Problem to work on: Each entry below should be reproduced character for character.

Data entries:

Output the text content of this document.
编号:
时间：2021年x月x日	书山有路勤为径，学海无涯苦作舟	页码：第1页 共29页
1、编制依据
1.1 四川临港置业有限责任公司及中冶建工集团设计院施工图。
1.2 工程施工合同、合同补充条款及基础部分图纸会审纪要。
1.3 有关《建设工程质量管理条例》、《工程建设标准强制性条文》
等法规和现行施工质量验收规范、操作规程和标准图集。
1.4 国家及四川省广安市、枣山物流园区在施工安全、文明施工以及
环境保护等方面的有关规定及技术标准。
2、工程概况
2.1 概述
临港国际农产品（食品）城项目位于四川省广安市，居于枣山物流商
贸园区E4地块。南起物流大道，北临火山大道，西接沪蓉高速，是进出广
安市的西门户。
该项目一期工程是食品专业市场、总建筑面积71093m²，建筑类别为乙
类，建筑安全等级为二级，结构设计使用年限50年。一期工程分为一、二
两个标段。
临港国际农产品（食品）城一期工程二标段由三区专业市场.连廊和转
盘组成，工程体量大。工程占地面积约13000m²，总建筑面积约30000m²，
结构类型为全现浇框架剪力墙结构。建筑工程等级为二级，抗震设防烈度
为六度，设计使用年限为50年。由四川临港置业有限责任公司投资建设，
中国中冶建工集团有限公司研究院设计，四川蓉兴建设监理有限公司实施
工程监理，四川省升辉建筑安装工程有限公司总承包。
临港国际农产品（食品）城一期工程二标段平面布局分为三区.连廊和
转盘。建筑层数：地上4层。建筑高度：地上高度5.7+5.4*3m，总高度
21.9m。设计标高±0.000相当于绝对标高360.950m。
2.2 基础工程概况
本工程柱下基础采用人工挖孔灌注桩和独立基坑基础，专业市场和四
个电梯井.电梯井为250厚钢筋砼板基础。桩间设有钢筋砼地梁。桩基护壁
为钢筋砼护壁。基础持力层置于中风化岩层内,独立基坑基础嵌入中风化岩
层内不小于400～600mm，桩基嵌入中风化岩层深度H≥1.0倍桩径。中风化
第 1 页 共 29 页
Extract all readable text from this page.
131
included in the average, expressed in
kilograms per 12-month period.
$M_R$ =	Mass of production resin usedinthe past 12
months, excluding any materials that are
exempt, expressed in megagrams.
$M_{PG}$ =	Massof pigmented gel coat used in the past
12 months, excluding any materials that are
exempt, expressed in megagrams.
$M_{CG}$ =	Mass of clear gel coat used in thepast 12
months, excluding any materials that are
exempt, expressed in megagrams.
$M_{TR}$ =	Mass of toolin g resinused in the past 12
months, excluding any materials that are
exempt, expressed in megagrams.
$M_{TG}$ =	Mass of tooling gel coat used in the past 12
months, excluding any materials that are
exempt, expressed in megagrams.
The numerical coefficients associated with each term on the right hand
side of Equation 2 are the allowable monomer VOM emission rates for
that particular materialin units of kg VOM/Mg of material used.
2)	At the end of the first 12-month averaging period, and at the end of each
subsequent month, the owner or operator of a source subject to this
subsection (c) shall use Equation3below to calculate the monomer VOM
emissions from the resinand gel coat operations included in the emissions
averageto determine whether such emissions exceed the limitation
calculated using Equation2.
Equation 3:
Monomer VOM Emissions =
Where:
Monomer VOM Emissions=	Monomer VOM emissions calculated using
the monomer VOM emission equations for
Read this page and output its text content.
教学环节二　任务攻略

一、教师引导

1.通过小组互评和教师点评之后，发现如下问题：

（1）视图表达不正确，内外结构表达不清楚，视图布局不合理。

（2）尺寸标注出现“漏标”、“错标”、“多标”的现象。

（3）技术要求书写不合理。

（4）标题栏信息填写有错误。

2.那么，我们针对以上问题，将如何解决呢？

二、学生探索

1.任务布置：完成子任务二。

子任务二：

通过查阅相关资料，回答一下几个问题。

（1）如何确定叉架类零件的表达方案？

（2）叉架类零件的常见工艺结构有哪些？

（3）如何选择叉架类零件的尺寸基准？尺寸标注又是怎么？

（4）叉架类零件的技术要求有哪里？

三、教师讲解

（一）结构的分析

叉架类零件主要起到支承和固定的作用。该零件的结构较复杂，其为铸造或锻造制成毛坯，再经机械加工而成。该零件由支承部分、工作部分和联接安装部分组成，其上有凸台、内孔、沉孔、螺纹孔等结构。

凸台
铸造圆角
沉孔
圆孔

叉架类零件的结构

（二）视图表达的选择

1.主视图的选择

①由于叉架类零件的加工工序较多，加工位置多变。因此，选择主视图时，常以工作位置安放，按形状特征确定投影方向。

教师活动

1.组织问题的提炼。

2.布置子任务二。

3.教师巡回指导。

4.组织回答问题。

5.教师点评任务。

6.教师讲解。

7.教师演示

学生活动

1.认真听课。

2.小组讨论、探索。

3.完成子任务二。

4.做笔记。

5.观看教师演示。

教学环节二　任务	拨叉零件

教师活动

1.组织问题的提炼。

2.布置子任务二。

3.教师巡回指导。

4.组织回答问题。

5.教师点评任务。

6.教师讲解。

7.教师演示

Solution for this exercise:
Output the text content of this document.
编号:
时间：2021年x月x日	书山有路勤为径，学海无涯苦作舟	页码：第1页 共29页
1、编制依据
1.1 四川临港置业有限责任公司及中冶建工集团设计院施工图。
1.2 工程施工合同、合同补充条款及基础部分图纸会审纪要。
1.3 有关《建设工程质量管理条例》、《工程建设标准强制性条文》
等法规和现行施工质量验收规范、操作规程和标准图集。
1.4 国家及四川省广安市、枣山物流园区在施工安全、文明施工以及
环境保护等方面的有关规定及技术标准。
2、工程概况
2.1 概述
临港国际农产品（食品）城项目位于四川省广安市，居于枣山物流商
贸园区E4地块。南起物流大道，北临火山大道，西接沪蓉高速，是进出广
安市的西门户。
该项目一期工程是食品专业市场、总建筑面积71093m²，建筑类别为乙
类，建筑安全等级为二级，结构设计使用年限50年。一期工程分为一、二
两个标段。
临港国际农产品（食品）城一期工程二标段由三区专业市场.连廊和转
盘组成，工程体量大。工程占地面积约13000m²，总建筑面积约30000m²，
结构类型为全现浇框架剪力墙结构。建筑工程等级为二级，抗震设防烈度
为六度，设计使用年限为50年。由四川临港置业有限责任公司投资建设，
中国中冶建工集团有限公司研究院设计，四川蓉兴建设监理有限公司实施
工程监理，四川省升辉建筑安装工程有限公司总承包。
临港国际农产品（食品）城一期工程二标段平面布局分为三区.连廊和
转盘。建筑层数：地上4层。建筑高度：地上高度5.7+5.4*3m，总高度
21.9m。设计标高±0.000相当于绝对标高360.950m。
2.2 基础工程概况
本工程柱下基础采用人工挖孔灌注桩和独立基坑基础，专业市场和四
个电梯井.电梯井为250厚钢筋砼板基础。桩间设有钢筋砼地梁。桩基护壁
为钢筋砼护壁。基础持力层置于中风化岩层内,独立基坑基础嵌入中风化岩
层内不小于400～600mm，桩基嵌入中风化岩层深度H≥1.0倍桩径。中风化
第 1 页 共 29 页
Extract all readable text from this page.
131
included in the average, expressed in
kilograms per 12-month period.
$M_R$ =	Mass of production resin usedinthe past 12
months, excluding any materials that are
exempt, expressed in megagrams.
$M_{PG}$ =	Massof pigmented gel coat used in the past
12 months, excluding any materials that are
exempt, expressed in megagrams.
$M_{CG}$ =	Mass of clear gel coat used in thepast 12
months, excluding any materials that are
exempt, expressed in megagrams.
$M_{TR}$ =	Mass of toolin g resinused in the past 12
months, excluding any materials that are
exempt, expressed in megagrams.
$M_{TG}$ =	Mass of tooling gel coat used in the past 12
months, excluding any materials that are
exempt, expressed in megagrams.
The numerical coefficients associated with each term on the right hand
side of Equation 2 are the allowable monomer VOM emission rates for
that particular materialin units of kg VOM/Mg of material used.
2)	At the end of the first 12-month averaging period, and at the end of each
subsequent month, the owner or operator of a source subject to this
subsection (c) shall use Equation3below to calculate the monomer VOM
emissions from the resinand gel coat operations included in the emissions
averageto determine whether such emissions exceed the limitation
calculated using Equation2.
Equation 3:
Monomer VOM Emissions =
Where:
Monomer VOM Emissions=	Monomer VOM emissions calculated using
the monomer VOM emission equations for
Read this page and output its text content.
教学环节二　任务攻略

一、教师引导

1.通过小组互评和教师点评之后，发现如下问题：

（1）视图表达不正确，内外结构表达不清楚，视图布局不合理。

（2）尺寸标注出现“漏标”、“错标”、“多标”的现象。

（3）技术要求书写不合理。

（4）标题栏信息填写有错误。

2.那么，我们针对以上问题，将如何解决呢？

二、学生探索

1.任务布置：完成子任务二。

子任务二：

通过查阅相关资料，回答一下几个问题。

（1）如何确定叉架类零件的表达方案？

（2）叉架类零件的常见工艺结构有哪些？

（3）如何选择叉架类零件的尺寸基准？尺寸标注又是怎么？

（4）叉架类零件的技术要求有哪里？

三、教师讲解

（一）结构的分析

叉架类零件主要起到支承和固定的作用。该零件的结构较复杂，其为铸造或锻造制成毛坯，再经机械加工而成。该零件由支承部分、工作部分和联接安装部分组成，其上有凸台、内孔、沉孔、螺纹孔等结构。

凸台
铸造圆角
沉孔
圆孔

叉架类零件的结构

（二）视图表达的选择

1.主视图的选择

①由于叉架类零件的加工工序较多，加工位置多变。因此，选择主视图时，常以工作位置安放，按形状特征确定投影方向。

教师活动

1.组织问题的提炼。

2.布置子任务二。

3.教师巡回指导。

4.组织回答问题。

5.教师点评任务。

6.教师讲解。

7.教师演示

学生活动

1.认真听课。

2.小组讨论、探索。

3.完成子任务二。

4.做笔记。

5.观看教师演示。

教学环节二　任务	拨叉零件

教师活动

1.组织问题的提炼。

2.布置子任务二。

3.教师巡回指导。

4.组织回答问题。

5.教师点评任务。

6.教师讲解。

7.教师演示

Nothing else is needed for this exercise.